Activity
In the text on sunlight and cancer, swap every "researchers" for "scientists" and write out the passage starting with "While the ultraviolet" and going on through "every 3 years.".

Excerpt to read
'''

Sunlight and Cancer: Testing the Vitamin D Hypothesis
The beaches will be packed this Fourth of July weekend, and dermatologists can only hope that people will wear sunscreen and avoid the sunburns that increase the risk of skin cancer later in life.
While the ultraviolet radiation in sunlight can harm skin, it also stimulates the production of vitamin D, and some researchers are now investigating whether vitamin D may have a role in preventing or treating cancer.
The hypothesis that vitamin D may reduce cancer risk is based in part on studies showing that vitamin D deficiency is associated with an increased prevalence of cancer, and on evidence that vitamin D, when converted into a hormone, promotes the normal growth of cells and has anticancer properties.
"Many pharmaceutical companies are interested in developing the vitamin D hormone or analogues for use in cancer treatment," says Dr. Anthony Norman of the University of California, Riverside, who is a leader of the Vitamin D Workshop, a group of researchers that meets every 3 years.

'''

Dataset extract
'''

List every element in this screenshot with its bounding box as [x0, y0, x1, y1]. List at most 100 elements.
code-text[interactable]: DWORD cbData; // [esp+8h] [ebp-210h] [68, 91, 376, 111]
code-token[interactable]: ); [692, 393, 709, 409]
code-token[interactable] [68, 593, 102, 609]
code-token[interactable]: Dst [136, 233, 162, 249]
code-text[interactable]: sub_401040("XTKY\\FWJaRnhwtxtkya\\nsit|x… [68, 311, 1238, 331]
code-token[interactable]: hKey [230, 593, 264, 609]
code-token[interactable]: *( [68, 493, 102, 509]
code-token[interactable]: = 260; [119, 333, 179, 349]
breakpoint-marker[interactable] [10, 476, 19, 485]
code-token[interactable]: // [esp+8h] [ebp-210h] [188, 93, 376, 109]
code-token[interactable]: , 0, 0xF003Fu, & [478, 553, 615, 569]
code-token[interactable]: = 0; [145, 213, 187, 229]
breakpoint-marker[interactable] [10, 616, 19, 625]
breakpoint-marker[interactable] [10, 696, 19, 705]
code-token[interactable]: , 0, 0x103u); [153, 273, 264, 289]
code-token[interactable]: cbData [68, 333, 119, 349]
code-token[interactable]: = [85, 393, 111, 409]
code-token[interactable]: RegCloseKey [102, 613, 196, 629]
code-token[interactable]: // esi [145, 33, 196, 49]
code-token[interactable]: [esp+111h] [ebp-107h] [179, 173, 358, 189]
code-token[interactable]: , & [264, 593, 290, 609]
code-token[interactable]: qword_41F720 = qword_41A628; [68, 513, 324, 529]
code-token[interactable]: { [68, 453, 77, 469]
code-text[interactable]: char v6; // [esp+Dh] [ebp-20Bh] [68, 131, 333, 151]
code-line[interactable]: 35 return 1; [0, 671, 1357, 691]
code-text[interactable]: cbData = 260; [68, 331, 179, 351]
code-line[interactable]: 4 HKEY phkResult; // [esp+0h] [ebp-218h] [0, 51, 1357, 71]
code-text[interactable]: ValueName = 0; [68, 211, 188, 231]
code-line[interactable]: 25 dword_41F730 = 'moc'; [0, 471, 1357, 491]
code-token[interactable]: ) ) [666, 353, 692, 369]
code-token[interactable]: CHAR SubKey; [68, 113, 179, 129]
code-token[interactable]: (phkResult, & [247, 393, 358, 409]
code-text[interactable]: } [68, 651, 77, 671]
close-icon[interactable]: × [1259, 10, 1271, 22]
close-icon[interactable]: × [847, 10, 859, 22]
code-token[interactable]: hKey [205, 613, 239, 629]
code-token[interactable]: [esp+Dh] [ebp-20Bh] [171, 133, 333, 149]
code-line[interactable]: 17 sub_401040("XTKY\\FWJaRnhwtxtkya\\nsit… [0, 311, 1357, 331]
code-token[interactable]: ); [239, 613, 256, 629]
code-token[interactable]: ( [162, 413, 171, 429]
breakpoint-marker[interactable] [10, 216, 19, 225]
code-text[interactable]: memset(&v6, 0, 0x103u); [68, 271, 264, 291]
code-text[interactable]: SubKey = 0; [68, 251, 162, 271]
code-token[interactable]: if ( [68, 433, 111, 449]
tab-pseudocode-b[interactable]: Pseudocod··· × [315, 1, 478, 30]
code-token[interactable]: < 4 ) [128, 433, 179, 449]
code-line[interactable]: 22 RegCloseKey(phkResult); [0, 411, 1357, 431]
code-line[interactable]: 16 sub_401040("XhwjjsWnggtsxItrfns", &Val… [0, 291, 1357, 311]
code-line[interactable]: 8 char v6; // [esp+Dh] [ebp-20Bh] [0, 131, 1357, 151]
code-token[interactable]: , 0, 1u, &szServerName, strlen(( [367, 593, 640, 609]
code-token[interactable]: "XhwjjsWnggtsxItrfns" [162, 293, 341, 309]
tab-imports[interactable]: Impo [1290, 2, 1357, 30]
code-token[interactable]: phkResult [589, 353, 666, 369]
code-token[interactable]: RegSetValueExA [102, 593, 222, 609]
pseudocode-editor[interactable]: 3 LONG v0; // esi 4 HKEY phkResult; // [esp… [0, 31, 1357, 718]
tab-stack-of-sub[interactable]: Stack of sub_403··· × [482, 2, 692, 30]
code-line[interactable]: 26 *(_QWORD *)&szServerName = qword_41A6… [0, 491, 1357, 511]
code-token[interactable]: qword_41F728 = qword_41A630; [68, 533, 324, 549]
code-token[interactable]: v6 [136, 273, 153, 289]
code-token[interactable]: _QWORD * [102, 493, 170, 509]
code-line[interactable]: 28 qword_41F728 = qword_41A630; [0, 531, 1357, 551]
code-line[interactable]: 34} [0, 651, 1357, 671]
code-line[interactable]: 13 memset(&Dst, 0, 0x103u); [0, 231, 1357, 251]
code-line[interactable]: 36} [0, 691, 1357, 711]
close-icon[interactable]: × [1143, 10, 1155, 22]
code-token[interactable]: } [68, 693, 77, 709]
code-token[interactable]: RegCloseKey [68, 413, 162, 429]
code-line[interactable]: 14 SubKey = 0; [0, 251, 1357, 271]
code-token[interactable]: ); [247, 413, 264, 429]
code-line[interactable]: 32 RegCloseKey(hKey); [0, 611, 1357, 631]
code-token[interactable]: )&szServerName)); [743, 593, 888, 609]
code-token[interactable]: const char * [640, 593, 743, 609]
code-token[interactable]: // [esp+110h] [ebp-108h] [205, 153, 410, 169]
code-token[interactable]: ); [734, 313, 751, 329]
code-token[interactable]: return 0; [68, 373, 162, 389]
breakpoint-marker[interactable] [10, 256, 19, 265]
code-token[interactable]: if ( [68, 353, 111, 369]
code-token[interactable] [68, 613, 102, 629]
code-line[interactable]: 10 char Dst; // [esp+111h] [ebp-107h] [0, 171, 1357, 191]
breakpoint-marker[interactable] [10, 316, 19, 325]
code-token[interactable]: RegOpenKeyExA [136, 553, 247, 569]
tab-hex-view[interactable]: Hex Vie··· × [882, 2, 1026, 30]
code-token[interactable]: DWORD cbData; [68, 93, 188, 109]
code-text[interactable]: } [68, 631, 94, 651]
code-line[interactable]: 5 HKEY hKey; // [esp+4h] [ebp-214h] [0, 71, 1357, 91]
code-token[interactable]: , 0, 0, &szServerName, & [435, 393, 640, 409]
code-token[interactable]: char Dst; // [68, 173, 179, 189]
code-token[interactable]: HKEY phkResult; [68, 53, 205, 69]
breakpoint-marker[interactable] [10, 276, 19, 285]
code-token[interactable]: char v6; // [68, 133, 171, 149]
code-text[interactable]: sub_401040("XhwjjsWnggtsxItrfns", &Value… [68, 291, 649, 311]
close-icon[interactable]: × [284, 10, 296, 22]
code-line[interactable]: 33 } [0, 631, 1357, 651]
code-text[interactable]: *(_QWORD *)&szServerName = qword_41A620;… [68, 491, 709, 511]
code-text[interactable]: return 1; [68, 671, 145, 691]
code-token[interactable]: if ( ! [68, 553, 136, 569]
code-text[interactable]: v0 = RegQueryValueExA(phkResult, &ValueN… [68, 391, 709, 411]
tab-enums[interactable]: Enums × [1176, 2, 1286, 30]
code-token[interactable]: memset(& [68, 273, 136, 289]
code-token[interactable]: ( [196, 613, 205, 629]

'''

Answer space
While the ultraviolet radiation in sunlight can harm skin, it also stimulates the production of vitamin D, and some scientists are now investigating whether vitamin D may have a role in preventing or treating cancer.
The hypothesis that vitamin D may reduce cancer risk is based in part on studies showing that vitamin D deficiency is associated with an increased prevalence of cancer, and on evidence that vitamin D, when converted into a hormone, promotes the normal growth of cells and has anticancer properties.
"Many pharmaceutical companies are interested in developing the vitamin D hormone or analogues for use in cancer treatment," says Dr. Anthony Norman of the University of California, Riverside, who is a leader of the Vitamin D Workshop, a group of scientists that meets every 3 years.